Directive:
Locate the string "deaths" throughout the material and copy every line in which it occurs.

:: Supplied material

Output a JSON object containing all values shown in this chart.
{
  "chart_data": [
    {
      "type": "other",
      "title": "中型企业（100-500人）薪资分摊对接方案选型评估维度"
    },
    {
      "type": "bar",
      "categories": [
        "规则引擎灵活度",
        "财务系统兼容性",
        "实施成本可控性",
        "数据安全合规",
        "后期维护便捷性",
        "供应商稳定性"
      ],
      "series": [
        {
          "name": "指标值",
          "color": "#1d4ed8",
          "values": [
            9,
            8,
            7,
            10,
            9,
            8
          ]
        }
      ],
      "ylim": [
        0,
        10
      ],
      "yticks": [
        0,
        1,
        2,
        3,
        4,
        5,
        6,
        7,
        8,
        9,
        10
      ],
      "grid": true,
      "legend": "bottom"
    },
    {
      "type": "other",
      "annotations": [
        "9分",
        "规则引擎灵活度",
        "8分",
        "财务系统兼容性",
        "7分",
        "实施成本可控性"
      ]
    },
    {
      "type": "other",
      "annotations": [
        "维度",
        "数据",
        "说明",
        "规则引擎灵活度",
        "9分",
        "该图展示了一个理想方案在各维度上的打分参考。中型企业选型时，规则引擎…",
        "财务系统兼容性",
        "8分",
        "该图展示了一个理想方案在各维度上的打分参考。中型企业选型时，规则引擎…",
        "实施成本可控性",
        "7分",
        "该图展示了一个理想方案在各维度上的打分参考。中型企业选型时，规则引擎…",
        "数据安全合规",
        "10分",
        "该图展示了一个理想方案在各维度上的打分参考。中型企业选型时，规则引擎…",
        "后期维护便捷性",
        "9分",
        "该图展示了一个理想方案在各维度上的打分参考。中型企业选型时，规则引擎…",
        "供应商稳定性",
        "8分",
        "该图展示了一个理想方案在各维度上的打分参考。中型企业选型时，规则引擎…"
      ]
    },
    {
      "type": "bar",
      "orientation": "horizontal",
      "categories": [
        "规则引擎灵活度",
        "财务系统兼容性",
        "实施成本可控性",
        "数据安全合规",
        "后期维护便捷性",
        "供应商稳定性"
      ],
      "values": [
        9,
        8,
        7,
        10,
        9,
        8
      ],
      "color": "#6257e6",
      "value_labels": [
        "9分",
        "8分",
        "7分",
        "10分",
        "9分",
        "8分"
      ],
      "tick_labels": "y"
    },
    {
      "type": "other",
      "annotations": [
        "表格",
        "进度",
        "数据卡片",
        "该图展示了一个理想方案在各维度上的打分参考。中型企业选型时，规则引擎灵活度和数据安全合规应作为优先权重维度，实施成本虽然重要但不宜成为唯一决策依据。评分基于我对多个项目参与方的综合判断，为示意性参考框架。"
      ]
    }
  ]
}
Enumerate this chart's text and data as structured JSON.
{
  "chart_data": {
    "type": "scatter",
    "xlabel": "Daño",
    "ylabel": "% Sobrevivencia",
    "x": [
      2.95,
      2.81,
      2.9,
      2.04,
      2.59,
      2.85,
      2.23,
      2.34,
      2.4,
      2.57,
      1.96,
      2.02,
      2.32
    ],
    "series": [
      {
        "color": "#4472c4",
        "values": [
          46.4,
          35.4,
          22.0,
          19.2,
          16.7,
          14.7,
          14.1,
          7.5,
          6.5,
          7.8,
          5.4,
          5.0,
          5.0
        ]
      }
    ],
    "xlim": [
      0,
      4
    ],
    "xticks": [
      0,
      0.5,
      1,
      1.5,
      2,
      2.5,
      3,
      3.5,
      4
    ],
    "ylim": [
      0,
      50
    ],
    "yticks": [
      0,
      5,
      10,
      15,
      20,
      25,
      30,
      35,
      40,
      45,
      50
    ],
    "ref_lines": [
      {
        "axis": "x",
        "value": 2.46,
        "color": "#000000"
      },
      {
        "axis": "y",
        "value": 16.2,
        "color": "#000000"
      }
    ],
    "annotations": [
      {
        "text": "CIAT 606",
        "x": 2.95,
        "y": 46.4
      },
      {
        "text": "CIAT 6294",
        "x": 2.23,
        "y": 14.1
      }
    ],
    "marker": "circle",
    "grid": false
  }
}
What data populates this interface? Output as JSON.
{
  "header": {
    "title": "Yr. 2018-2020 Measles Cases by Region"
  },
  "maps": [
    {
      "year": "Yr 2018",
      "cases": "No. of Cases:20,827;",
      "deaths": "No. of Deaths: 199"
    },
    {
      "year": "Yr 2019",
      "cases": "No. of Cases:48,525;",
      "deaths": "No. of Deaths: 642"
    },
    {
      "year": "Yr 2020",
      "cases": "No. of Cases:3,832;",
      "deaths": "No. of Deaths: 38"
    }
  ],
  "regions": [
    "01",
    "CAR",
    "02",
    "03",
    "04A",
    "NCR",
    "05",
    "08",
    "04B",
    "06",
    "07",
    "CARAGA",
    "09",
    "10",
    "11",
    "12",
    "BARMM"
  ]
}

::::

Exercise solution:
      "deaths": "No. of Deaths: 199"
      "deaths": "No. of Deaths: 642"
      "deaths": "No. of Deaths: 38"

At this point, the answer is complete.